> **What you need to do**
All entries are to be quoted exactly; the images stay out of the copy.

Exercise data start

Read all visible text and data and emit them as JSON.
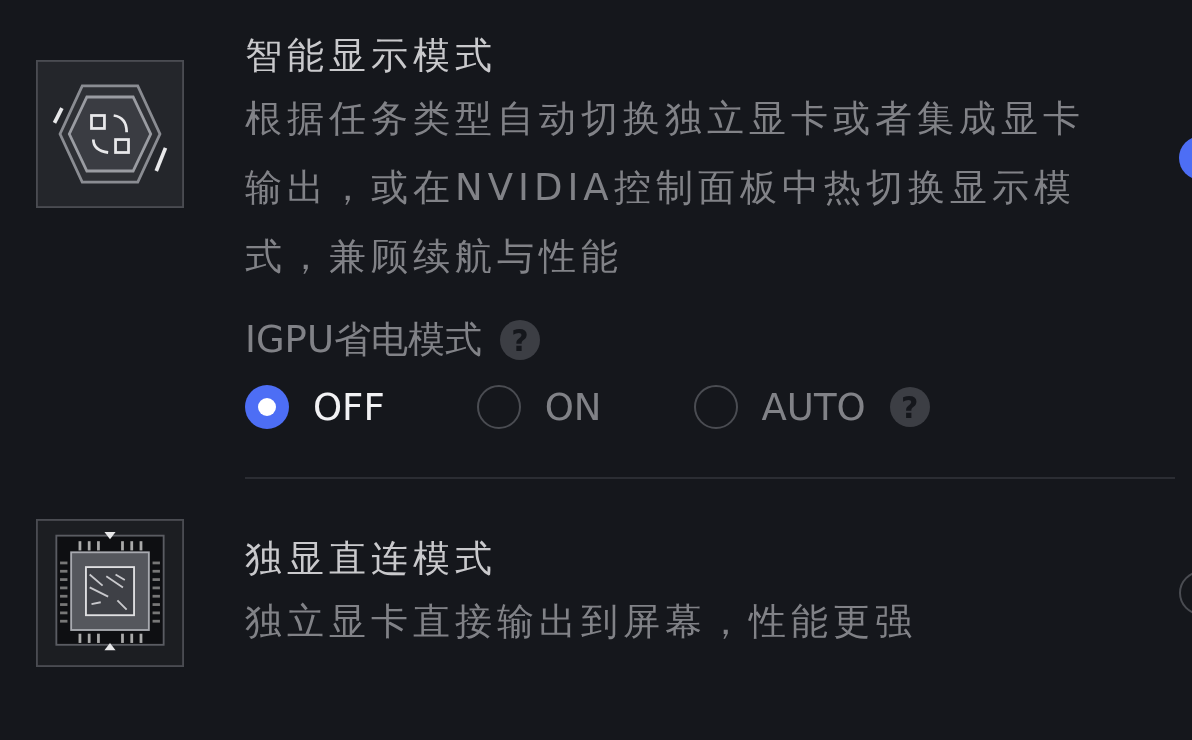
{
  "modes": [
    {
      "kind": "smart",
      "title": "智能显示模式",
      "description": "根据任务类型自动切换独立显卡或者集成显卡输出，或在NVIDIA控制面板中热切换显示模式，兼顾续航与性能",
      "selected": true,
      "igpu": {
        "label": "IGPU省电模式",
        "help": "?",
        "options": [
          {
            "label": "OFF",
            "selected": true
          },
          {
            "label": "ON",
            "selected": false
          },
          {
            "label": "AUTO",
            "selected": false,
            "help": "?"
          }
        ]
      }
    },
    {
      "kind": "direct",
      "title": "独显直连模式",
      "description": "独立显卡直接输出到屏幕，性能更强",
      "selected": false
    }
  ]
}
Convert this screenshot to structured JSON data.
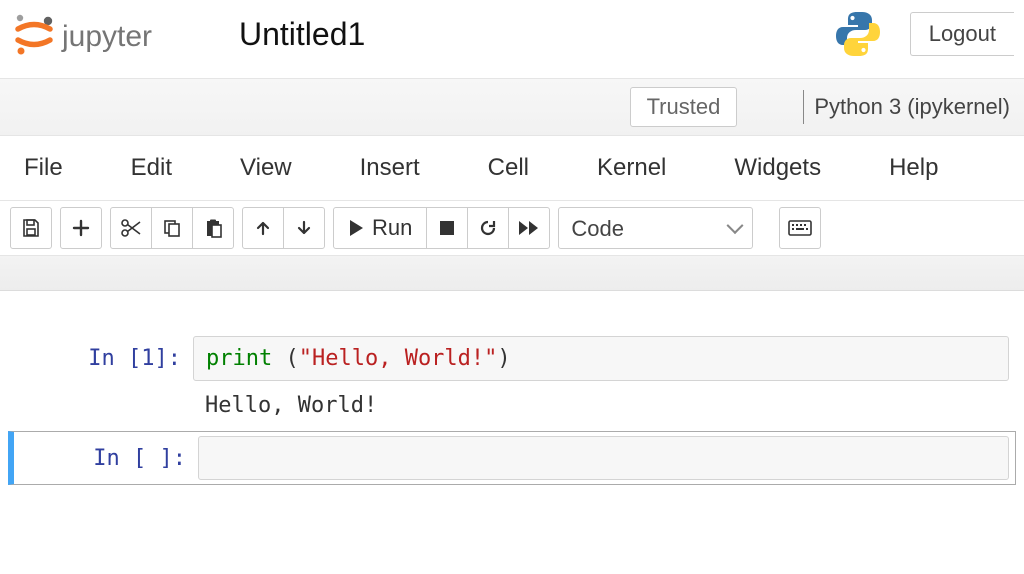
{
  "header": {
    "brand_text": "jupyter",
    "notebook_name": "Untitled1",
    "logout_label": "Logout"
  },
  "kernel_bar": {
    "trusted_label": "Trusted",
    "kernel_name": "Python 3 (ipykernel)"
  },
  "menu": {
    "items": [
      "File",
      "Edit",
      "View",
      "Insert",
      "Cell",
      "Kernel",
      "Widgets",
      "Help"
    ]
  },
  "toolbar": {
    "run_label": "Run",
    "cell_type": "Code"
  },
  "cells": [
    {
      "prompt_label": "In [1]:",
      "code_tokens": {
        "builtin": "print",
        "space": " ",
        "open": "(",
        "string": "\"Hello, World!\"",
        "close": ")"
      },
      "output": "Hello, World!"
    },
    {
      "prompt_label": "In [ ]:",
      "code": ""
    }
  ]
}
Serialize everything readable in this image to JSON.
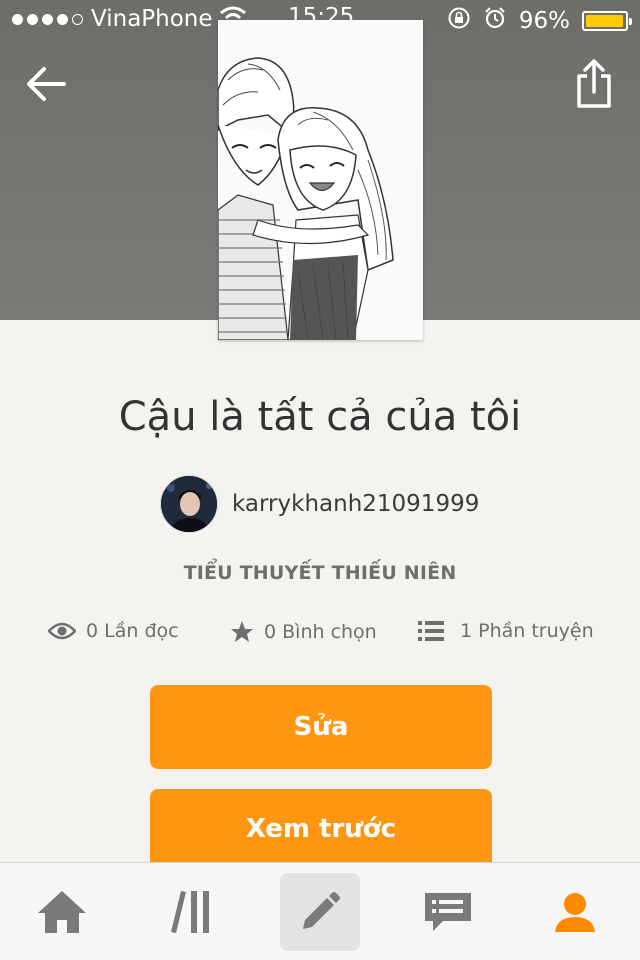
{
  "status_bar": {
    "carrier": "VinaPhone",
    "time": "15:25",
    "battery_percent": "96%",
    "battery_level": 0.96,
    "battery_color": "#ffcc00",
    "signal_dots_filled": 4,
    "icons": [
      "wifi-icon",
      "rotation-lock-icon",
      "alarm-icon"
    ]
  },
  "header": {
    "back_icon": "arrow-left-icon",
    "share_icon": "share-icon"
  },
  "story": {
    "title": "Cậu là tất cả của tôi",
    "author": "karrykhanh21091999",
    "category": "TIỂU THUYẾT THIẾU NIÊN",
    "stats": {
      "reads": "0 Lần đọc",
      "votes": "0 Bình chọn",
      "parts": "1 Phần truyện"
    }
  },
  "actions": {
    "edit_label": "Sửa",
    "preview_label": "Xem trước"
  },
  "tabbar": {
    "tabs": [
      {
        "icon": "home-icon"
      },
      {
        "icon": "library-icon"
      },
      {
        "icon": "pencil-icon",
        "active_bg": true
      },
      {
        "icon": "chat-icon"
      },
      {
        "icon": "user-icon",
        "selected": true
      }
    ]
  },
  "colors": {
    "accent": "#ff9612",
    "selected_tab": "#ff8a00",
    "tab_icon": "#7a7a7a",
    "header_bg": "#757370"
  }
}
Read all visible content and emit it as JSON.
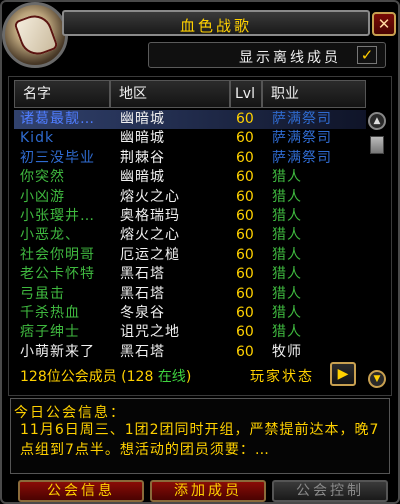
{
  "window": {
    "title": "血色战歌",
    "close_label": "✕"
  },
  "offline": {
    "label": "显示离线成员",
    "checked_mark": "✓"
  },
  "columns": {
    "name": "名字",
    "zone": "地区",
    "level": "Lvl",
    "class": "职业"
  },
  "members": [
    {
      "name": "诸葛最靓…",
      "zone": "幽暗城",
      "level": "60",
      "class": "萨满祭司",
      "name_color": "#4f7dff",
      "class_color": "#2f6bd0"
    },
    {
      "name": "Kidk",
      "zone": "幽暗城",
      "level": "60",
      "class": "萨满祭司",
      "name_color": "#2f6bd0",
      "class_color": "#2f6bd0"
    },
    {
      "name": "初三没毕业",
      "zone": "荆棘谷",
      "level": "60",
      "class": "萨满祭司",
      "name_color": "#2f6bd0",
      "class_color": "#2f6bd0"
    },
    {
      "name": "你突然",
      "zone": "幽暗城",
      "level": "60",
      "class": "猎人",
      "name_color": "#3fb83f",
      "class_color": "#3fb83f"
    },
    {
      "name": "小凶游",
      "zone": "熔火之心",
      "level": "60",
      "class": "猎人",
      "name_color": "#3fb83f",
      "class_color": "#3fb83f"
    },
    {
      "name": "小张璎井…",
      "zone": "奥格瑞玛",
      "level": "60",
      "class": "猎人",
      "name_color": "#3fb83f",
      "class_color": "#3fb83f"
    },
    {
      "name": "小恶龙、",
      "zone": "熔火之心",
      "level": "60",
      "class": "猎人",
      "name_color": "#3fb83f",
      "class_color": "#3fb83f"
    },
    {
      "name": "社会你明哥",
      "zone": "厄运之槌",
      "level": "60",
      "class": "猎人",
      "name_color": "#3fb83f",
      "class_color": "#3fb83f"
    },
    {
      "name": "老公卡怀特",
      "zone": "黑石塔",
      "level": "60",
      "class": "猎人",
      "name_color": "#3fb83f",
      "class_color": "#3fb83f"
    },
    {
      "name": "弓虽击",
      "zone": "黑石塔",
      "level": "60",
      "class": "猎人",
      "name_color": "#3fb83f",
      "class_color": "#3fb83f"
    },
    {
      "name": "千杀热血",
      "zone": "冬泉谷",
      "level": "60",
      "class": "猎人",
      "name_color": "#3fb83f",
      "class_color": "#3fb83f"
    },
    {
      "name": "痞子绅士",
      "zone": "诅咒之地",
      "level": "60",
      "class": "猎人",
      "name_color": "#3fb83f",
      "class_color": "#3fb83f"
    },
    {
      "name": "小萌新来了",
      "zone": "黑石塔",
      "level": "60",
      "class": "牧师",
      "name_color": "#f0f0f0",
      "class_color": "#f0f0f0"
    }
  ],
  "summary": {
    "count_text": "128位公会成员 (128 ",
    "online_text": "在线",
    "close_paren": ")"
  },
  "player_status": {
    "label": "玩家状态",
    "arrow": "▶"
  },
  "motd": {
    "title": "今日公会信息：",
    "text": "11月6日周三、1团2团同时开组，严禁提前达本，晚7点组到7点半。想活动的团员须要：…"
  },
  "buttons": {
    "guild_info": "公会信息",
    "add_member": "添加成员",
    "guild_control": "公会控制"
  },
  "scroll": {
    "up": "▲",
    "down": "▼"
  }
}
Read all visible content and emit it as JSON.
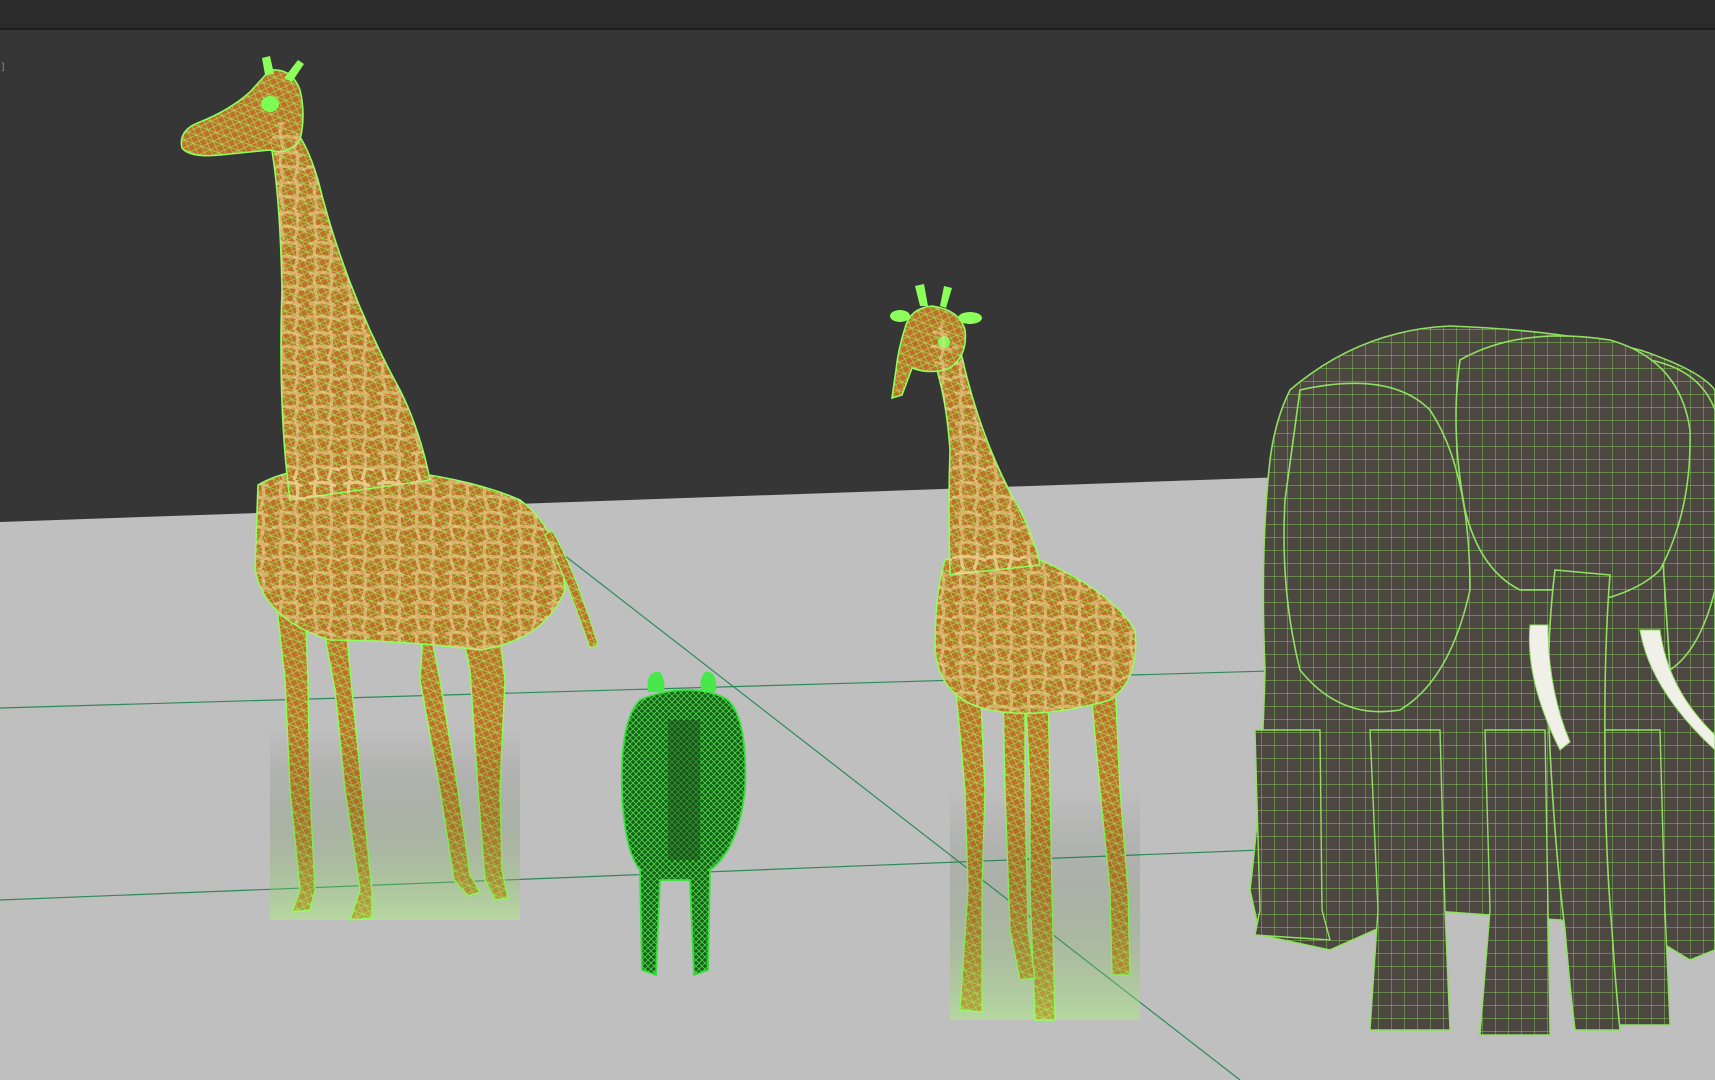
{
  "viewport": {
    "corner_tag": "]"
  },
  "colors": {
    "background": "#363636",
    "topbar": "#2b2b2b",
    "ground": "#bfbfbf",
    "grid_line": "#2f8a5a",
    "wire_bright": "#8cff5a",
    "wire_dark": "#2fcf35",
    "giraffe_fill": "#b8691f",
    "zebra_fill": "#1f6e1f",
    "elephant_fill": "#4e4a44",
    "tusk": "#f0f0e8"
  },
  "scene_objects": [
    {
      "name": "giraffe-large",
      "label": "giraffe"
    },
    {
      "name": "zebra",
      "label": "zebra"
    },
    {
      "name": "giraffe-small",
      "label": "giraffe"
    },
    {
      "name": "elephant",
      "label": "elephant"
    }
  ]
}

Exercise data end

> **The solution**
Read all visible text and data and emit them as JSON.
{
  "modes": [
    {
      "kind": "smart",
      "title": "智能显示模式",
      "description": "根据任务类型自动切换独立显卡或者集成显卡输出，或在NVIDIA控制面板中热切换显示模式，兼顾续航与性能",
      "selected": true,
      "igpu": {
        "label": "IGPU省电模式",
        "help": "?",
        "options": [
          {
            "label": "OFF",
            "selected": true
          },
          {
            "label": "ON",
            "selected": false
          },
          {
            "label": "AUTO",
            "selected": false,
            "help": "?"
          }
        ]
      }
    },
    {
      "kind": "direct",
      "title": "独显直连模式",
      "description": "独立显卡直接输出到屏幕，性能更强",
      "selected": false
    }
  ]
}
Convert this screenshot to structured JSON data.
{
  "header": {
    "brand_text": "jupyter",
    "notebook_name": "Untitled1",
    "logout_label": "Logout"
  },
  "kernel_bar": {
    "trusted_label": "Trusted",
    "kernel_name": "Python 3 (ipykernel)"
  },
  "menu": {
    "items": [
      "File",
      "Edit",
      "View",
      "Insert",
      "Cell",
      "Kernel",
      "Widgets",
      "Help"
    ]
  },
  "toolbar": {
    "run_label": "Run",
    "cell_type": "Code"
  },
  "cells": [
    {
      "prompt_label": "In [1]:",
      "code_tokens": {
        "builtin": "print",
        "space": " ",
        "open": "(",
        "string": "\"Hello, World!\"",
        "close": ")"
      },
      "output": "Hello, World!"
    },
    {
      "prompt_label": "In [ ]:",
      "code": ""
    }
  ]
}
Serialize everything readable in this image to JSON.
{
  "status_bar": {
    "carrier": "VinaPhone",
    "time": "15:25",
    "battery_percent": "96%",
    "battery_level": 0.96,
    "battery_color": "#ffcc00",
    "signal_dots_filled": 4,
    "icons": [
      "wifi-icon",
      "rotation-lock-icon",
      "alarm-icon"
    ]
  },
  "header": {
    "back_icon": "arrow-left-icon",
    "share_icon": "share-icon"
  },
  "story": {
    "title": "Cậu là tất cả của tôi",
    "author": "karrykhanh21091999",
    "category": "TIỂU THUYẾT THIẾU NIÊN",
    "stats": {
      "reads": "0 Lần đọc",
      "votes": "0 Bình chọn",
      "parts": "1 Phần truyện"
    }
  },
  "actions": {
    "edit_label": "Sửa",
    "preview_label": "Xem trước"
  },
  "tabbar": {
    "tabs": [
      {
        "icon": "home-icon"
      },
      {
        "icon": "library-icon"
      },
      {
        "icon": "pencil-icon",
        "active_bg": true
      },
      {
        "icon": "chat-icon"
      },
      {
        "icon": "user-icon",
        "selected": true
      }
    ]
  },
  "colors": {
    "accent": "#ff9612",
    "selected_tab": "#ff8a00",
    "tab_icon": "#7a7a7a",
    "header_bg": "#757370"
  }
}
Read all visible content and emit it as JSON.
{
  "window": {
    "title": "血色战歌",
    "close_label": "✕"
  },
  "offline": {
    "label": "显示离线成员",
    "checked_mark": "✓"
  },
  "columns": {
    "name": "名字",
    "zone": "地区",
    "level": "Lvl",
    "class": "职业"
  },
  "members": [
    {
      "name": "诸葛最靓…",
      "zone": "幽暗城",
      "level": "60",
      "class": "萨满祭司",
      "name_color": "#4f7dff",
      "class_color": "#2f6bd0"
    },
    {
      "name": "Kidk",
      "zone": "幽暗城",
      "level": "60",
      "class": "萨满祭司",
      "name_color": "#2f6bd0",
      "class_color": "#2f6bd0"
    },
    {
      "name": "初三没毕业",
      "zone": "荆棘谷",
      "level": "60",
      "class": "萨满祭司",
      "name_color": "#2f6bd0",
      "class_color": "#2f6bd0"
    },
    {
      "name": "你突然",
      "zone": "幽暗城",
      "level": "60",
      "class": "猎人",
      "name_color": "#3fb83f",
      "class_color": "#3fb83f"
    },
    {
      "name": "小凶游",
      "zone": "熔火之心",
      "level": "60",
      "class": "猎人",
      "name_color": "#3fb83f",
      "class_color": "#3fb83f"
    },
    {
      "name": "小张璎井…",
      "zone": "奥格瑞玛",
      "level": "60",
      "class": "猎人",
      "name_color": "#3fb83f",
      "class_color": "#3fb83f"
    },
    {
      "name": "小恶龙、",
      "zone": "熔火之心",
      "level": "60",
      "class": "猎人",
      "name_color": "#3fb83f",
      "class_color": "#3fb83f"
    },
    {
      "name": "社会你明哥",
      "zone": "厄运之槌",
      "level": "60",
      "class": "猎人",
      "name_color": "#3fb83f",
      "class_color": "#3fb83f"
    },
    {
      "name": "老公卡怀特",
      "zone": "黑石塔",
      "level": "60",
      "class": "猎人",
      "name_color": "#3fb83f",
      "class_color": "#3fb83f"
    },
    {
      "name": "弓虽击",
      "zone": "黑石塔",
      "level": "60",
      "class": "猎人",
      "name_color": "#3fb83f",
      "class_color": "#3fb83f"
    },
    {
      "name": "千杀热血",
      "zone": "冬泉谷",
      "level": "60",
      "class": "猎人",
      "name_color": "#3fb83f",
      "class_color": "#3fb83f"
    },
    {
      "name": "痞子绅士",
      "zone": "诅咒之地",
      "level": "60",
      "class": "猎人",
      "name_color": "#3fb83f",
      "class_color": "#3fb83f"
    },
    {
      "name": "小萌新来了",
      "zone": "黑石塔",
      "level": "60",
      "class": "牧师",
      "name_color": "#f0f0f0",
      "class_color": "#f0f0f0"
    }
  ],
  "summary": {
    "count_text": "128位公会成员 (128 ",
    "online_text": "在线",
    "close_paren": ")"
  },
  "player_status": {
    "label": "玩家状态",
    "arrow": "▶"
  },
  "motd": {
    "title": "今日公会信息：",
    "text": "11月6日周三、1团2团同时开组，严禁提前达本，晚7点组到7点半。想活动的团员须要：…"
  },
  "buttons": {
    "guild_info": "公会信息",
    "add_member": "添加成员",
    "guild_control": "公会控制"
  },
  "scroll": {
    "up": "▲",
    "down": "▼"
  }
}
Read all visible content and emit it as JSON.
{
  "viewport": {
    "corner_tag": "]"
  },
  "colors": {
    "background": "#363636",
    "topbar": "#2b2b2b",
    "ground": "#bfbfbf",
    "grid_line": "#2f8a5a",
    "wire_bright": "#8cff5a",
    "wire_dark": "#2fcf35",
    "giraffe_fill": "#b8691f",
    "zebra_fill": "#1f6e1f",
    "elephant_fill": "#4e4a44",
    "tusk": "#f0f0e8"
  },
  "scene_objects": [
    {
      "name": "giraffe-large",
      "label": "giraffe"
    },
    {
      "name": "zebra",
      "label": "zebra"
    },
    {
      "name": "giraffe-small",
      "label": "giraffe"
    },
    {
      "name": "elephant",
      "label": "elephant"
    }
  ]
}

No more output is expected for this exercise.